* What the task asks: Repeat every line below exactly, word for word.

* Data records:
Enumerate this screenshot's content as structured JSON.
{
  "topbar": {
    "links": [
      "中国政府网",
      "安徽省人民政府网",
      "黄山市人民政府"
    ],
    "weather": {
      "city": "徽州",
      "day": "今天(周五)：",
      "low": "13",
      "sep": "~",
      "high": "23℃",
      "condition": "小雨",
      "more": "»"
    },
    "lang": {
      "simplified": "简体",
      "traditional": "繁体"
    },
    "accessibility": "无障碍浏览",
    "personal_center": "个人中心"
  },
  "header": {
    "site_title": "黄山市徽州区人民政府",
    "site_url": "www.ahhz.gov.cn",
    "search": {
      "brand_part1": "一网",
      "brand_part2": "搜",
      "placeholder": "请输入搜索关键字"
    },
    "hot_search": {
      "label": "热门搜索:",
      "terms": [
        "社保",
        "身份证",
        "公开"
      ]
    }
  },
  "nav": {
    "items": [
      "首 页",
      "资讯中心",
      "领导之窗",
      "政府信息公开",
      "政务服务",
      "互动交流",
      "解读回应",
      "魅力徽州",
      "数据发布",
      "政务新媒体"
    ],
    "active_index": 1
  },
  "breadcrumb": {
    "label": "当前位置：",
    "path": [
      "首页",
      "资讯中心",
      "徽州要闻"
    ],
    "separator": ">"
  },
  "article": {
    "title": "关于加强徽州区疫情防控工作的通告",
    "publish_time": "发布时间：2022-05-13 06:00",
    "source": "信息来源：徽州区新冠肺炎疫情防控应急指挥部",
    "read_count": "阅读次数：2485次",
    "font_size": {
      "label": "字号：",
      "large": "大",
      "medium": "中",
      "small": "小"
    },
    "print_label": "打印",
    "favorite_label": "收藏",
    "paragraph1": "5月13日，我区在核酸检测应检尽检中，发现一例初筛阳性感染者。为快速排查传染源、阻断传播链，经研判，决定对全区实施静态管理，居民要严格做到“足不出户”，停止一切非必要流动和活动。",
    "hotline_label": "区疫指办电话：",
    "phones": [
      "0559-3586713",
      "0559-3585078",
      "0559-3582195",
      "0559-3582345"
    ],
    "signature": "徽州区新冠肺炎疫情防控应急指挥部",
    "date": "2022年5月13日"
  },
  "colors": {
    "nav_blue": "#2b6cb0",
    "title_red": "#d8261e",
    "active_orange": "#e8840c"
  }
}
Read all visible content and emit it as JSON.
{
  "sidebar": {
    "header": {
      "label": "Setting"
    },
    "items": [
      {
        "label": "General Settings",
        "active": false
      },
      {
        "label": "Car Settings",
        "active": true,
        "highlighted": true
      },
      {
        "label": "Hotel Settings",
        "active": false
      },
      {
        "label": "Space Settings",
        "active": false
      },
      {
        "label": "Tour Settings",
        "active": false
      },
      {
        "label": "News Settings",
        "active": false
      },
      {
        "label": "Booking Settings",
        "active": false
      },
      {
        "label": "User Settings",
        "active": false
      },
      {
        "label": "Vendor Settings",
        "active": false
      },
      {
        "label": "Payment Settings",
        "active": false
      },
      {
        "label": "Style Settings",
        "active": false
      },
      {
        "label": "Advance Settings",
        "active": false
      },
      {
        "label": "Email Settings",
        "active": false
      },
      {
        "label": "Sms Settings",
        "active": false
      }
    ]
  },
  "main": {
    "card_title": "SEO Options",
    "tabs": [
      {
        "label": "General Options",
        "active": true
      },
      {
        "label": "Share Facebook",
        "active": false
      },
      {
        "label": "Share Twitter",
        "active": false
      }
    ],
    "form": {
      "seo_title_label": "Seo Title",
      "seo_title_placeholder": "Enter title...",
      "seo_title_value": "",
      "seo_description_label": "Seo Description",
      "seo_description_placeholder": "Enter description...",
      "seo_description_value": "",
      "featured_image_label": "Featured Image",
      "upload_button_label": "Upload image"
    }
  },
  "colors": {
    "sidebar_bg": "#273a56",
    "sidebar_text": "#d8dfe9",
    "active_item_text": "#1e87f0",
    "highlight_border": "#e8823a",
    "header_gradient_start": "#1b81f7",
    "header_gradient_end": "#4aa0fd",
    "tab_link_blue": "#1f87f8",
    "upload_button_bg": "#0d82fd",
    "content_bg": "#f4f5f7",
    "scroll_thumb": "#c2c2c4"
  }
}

* Output for this task:
Enumerate this screenshot's content as structured JSON.
{
  "topbar": {
    "links": [
      "中国政府网",
      "安徽省人民政府网",
      "黄山市人民政府"
    ],
    "weather": {
      "city": "徽州",
      "day": "今天(周五)：",
      "low": "13",
      "sep": "~",
      "high": "23℃",
      "condition": "小雨",
      "more": "»"
    },
    "lang": {
      "simplified": "简体",
      "traditional": "繁体"
    },
    "accessibility": "无障碍浏览",
    "personal_center": "个人中心"
  },
  "header": {
    "site_title": "黄山市徽州区人民政府",
    "site_url": "www.ahhz.gov.cn",
    "search": {
      "brand_part1": "一网",
      "brand_part2": "搜",
      "placeholder": "请输入搜索关键字"
    },
    "hot_search": {
      "label": "热门搜索:",
      "terms": [
        "社保",
        "身份证",
        "公开"
      ]
    }
  },
  "nav": {
    "items": [
      "首 页",
      "资讯中心",
      "领导之窗",
      "政府信息公开",
      "政务服务",
      "互动交流",
      "解读回应",
      "魅力徽州",
      "数据发布",
      "政务新媒体"
    ],
    "active_index": 1
  },
  "breadcrumb": {
    "label": "当前位置：",
    "path": [
      "首页",
      "资讯中心",
      "徽州要闻"
    ],
    "separator": ">"
  },
  "article": {
    "title": "关于加强徽州区疫情防控工作的通告",
    "publish_time": "发布时间：2022-05-13 06:00",
    "source": "信息来源：徽州区新冠肺炎疫情防控应急指挥部",
    "read_count": "阅读次数：2485次",
    "font_size": {
      "label": "字号：",
      "large": "大",
      "medium": "中",
      "small": "小"
    },
    "print_label": "打印",
    "favorite_label": "收藏",
    "paragraph1": "5月13日，我区在核酸检测应检尽检中，发现一例初筛阳性感染者。为快速排查传染源、阻断传播链，经研判，决定对全区实施静态管理，居民要严格做到“足不出户”，停止一切非必要流动和活动。",
    "hotline_label": "区疫指办电话：",
    "phones": [
      "0559-3586713",
      "0559-3585078",
      "0559-3582195",
      "0559-3582345"
    ],
    "signature": "徽州区新冠肺炎疫情防控应急指挥部",
    "date": "2022年5月13日"
  },
  "colors": {
    "nav_blue": "#2b6cb0",
    "title_red": "#d8261e",
    "active_orange": "#e8840c"
  }
}
Read all visible content and emit it as JSON.
{
  "sidebar": {
    "header": {
      "label": "Setting"
    },
    "items": [
      {
        "label": "General Settings",
        "active": false
      },
      {
        "label": "Car Settings",
        "active": true,
        "highlighted": true
      },
      {
        "label": "Hotel Settings",
        "active": false
      },
      {
        "label": "Space Settings",
        "active": false
      },
      {
        "label": "Tour Settings",
        "active": false
      },
      {
        "label": "News Settings",
        "active": false
      },
      {
        "label": "Booking Settings",
        "active": false
      },
      {
        "label": "User Settings",
        "active": false
      },
      {
        "label": "Vendor Settings",
        "active": false
      },
      {
        "label": "Payment Settings",
        "active": false
      },
      {
        "label": "Style Settings",
        "active": false
      },
      {
        "label": "Advance Settings",
        "active": false
      },
      {
        "label": "Email Settings",
        "active": false
      },
      {
        "label": "Sms Settings",
        "active": false
      }
    ]
  },
  "main": {
    "card_title": "SEO Options",
    "tabs": [
      {
        "label": "General Options",
        "active": true
      },
      {
        "label": "Share Facebook",
        "active": false
      },
      {
        "label": "Share Twitter",
        "active": false
      }
    ],
    "form": {
      "seo_title_label": "Seo Title",
      "seo_title_placeholder": "Enter title...",
      "seo_title_value": "",
      "seo_description_label": "Seo Description",
      "seo_description_placeholder": "Enter description...",
      "seo_description_value": "",
      "featured_image_label": "Featured Image",
      "upload_button_label": "Upload image"
    }
  },
  "colors": {
    "sidebar_bg": "#273a56",
    "sidebar_text": "#d8dfe9",
    "active_item_text": "#1e87f0",
    "highlight_border": "#e8823a",
    "header_gradient_start": "#1b81f7",
    "header_gradient_end": "#4aa0fd",
    "tab_link_blue": "#1f87f8",
    "upload_button_bg": "#0d82fd",
    "content_bg": "#f4f5f7",
    "scroll_thumb": "#c2c2c4"
  }
}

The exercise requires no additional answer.